Dataset records:
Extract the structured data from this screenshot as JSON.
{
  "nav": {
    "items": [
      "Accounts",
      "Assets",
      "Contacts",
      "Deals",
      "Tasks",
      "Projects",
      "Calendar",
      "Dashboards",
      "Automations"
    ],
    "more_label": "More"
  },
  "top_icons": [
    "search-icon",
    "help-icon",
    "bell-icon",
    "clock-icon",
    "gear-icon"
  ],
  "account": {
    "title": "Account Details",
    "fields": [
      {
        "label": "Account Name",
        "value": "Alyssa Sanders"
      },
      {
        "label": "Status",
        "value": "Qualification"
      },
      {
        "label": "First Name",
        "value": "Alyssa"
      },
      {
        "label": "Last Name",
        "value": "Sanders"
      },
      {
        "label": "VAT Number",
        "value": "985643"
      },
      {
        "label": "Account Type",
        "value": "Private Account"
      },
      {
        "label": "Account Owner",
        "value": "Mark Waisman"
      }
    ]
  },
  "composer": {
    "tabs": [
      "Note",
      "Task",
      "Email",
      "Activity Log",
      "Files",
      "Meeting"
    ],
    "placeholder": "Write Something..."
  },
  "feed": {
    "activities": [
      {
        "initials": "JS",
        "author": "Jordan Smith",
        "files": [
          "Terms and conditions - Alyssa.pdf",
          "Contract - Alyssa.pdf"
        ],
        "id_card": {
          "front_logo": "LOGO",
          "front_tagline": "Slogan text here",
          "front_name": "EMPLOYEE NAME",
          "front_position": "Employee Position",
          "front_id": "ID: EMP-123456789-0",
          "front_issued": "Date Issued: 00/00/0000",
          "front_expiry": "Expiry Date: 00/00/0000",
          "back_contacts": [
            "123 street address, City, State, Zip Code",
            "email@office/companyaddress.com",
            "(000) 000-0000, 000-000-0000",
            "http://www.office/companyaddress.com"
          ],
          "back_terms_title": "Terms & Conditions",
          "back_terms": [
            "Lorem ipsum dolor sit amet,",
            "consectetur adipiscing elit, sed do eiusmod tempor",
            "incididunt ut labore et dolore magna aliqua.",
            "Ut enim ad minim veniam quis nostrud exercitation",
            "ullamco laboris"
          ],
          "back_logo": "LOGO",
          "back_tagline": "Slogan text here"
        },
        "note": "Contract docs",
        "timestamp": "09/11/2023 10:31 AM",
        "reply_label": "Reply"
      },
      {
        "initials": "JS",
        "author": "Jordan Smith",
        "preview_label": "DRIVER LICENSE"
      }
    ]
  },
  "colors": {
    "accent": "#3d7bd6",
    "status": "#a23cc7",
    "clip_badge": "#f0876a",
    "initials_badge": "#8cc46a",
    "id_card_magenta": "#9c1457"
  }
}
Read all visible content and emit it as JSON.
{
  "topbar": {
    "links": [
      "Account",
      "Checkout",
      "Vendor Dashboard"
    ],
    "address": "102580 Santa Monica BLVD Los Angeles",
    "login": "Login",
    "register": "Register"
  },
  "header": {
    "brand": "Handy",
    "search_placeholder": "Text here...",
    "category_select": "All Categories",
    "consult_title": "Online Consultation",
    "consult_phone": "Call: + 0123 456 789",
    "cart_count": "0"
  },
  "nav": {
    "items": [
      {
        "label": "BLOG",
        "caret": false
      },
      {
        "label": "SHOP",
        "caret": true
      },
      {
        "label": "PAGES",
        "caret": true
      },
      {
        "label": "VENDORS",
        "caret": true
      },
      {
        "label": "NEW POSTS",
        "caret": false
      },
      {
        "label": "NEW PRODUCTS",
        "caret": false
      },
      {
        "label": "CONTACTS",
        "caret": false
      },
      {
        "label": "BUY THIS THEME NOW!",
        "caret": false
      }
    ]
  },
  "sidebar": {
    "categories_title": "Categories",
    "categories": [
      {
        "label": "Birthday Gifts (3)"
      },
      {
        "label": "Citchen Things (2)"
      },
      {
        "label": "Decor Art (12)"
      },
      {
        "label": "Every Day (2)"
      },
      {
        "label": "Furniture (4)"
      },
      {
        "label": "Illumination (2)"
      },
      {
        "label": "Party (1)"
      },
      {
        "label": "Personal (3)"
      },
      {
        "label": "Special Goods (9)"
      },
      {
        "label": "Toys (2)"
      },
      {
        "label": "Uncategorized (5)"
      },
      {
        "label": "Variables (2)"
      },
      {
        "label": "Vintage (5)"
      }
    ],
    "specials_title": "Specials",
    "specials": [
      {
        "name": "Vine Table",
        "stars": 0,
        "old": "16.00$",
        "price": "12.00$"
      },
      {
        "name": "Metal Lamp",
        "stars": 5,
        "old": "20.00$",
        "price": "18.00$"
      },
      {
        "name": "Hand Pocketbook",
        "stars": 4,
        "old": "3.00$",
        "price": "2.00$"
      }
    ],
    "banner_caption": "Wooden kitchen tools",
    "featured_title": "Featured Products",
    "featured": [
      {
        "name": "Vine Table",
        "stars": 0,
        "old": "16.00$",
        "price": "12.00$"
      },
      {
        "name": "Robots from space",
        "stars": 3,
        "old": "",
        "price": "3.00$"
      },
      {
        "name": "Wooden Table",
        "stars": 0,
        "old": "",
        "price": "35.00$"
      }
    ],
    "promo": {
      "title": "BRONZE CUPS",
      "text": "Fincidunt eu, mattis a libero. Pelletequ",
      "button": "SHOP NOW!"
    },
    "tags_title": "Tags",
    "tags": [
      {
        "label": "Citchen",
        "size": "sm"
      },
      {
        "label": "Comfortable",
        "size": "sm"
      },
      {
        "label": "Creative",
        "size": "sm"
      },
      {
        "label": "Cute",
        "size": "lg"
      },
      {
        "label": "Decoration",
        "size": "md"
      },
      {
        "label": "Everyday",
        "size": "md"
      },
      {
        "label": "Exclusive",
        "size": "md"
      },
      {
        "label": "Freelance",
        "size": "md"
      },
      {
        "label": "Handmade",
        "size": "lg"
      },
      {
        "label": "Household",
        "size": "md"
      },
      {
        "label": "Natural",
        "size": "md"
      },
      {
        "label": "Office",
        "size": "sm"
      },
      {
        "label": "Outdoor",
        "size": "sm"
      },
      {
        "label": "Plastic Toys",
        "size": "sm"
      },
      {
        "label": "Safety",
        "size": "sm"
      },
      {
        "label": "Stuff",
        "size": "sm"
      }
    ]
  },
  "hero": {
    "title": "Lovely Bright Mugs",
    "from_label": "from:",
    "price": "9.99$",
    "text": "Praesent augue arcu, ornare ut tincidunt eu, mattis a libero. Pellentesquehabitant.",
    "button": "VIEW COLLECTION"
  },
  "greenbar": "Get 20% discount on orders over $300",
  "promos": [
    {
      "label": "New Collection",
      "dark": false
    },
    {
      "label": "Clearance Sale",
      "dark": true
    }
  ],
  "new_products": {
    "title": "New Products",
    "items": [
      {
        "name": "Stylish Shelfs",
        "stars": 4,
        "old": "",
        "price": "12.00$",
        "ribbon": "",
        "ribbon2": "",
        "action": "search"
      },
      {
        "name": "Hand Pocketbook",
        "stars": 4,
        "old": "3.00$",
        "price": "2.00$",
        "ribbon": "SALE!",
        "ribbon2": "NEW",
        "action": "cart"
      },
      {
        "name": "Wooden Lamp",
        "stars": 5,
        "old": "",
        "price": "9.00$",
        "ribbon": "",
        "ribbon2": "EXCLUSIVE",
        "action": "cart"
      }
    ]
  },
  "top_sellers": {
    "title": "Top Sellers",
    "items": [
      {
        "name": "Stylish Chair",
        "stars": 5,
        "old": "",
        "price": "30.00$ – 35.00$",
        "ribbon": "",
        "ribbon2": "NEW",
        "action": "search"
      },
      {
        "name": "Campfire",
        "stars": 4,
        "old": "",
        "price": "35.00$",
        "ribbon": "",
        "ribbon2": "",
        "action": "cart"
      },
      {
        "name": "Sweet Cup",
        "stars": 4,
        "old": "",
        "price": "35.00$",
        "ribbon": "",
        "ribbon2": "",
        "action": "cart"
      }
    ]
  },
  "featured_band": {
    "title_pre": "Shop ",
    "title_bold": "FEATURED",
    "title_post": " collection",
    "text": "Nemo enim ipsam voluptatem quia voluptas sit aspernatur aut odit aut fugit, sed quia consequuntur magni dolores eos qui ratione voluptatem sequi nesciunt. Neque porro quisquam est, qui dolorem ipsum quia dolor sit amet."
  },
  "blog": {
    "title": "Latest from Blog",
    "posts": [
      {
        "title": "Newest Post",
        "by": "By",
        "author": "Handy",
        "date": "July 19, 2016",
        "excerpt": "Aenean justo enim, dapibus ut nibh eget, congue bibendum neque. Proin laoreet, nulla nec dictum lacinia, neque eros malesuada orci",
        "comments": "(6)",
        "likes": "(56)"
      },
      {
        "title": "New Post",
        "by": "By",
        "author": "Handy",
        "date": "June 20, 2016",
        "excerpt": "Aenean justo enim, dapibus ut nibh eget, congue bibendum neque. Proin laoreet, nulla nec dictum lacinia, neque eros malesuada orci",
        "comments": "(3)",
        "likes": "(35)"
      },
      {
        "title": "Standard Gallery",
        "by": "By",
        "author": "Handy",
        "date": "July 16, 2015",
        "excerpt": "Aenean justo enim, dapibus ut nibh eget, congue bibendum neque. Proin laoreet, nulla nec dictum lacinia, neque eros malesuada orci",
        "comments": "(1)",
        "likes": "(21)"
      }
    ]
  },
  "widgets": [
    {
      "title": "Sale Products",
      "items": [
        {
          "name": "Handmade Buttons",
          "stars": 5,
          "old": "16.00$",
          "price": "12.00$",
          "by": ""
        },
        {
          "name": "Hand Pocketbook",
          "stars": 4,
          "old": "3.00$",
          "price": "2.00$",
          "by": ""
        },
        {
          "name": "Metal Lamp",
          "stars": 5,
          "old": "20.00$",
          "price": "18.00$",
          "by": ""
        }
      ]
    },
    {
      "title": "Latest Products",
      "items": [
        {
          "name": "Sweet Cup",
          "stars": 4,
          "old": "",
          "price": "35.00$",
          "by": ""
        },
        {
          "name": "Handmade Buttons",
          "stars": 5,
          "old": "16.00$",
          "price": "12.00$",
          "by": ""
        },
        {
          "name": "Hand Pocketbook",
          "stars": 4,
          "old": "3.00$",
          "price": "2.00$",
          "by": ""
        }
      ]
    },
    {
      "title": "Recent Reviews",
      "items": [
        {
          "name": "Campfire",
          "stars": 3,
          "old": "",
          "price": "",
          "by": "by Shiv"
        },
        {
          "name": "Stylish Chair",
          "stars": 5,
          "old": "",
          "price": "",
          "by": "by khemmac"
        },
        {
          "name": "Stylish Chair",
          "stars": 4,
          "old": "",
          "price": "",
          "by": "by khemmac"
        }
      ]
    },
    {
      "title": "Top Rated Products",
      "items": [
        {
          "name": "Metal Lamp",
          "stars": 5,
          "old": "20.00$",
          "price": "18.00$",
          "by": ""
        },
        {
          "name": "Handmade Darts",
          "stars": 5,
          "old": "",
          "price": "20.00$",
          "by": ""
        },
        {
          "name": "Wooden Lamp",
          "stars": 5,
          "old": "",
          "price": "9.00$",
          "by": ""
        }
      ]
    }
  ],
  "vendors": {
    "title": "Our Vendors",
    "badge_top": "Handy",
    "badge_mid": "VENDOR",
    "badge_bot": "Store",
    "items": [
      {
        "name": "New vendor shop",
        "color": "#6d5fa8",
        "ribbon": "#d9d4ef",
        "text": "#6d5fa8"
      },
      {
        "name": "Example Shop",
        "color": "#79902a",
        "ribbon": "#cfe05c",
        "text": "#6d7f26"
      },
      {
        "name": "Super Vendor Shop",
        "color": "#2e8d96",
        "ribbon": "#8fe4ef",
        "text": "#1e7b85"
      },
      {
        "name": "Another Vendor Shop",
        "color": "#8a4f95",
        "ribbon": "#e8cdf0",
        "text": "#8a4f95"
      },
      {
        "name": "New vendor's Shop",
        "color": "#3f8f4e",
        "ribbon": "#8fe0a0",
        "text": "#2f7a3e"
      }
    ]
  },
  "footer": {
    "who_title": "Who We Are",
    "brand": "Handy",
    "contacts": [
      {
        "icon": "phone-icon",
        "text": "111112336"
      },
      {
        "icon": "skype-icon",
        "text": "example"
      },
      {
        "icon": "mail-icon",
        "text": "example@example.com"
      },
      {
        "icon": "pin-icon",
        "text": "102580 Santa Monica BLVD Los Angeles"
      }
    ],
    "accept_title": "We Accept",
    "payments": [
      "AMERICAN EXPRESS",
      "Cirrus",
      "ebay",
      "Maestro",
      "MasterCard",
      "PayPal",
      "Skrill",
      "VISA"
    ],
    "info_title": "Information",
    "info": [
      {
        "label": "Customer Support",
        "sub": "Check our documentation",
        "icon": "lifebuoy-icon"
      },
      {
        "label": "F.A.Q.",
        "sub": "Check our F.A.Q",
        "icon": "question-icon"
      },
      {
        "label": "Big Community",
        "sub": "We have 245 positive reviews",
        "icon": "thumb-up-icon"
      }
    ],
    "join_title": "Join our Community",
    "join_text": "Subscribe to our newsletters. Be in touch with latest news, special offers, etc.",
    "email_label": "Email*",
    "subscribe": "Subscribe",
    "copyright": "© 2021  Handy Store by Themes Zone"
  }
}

What the exercise asks –
Scan the entries above and work out how many lines include the word "Slogan"; the reply is that number alone.

Task result –
2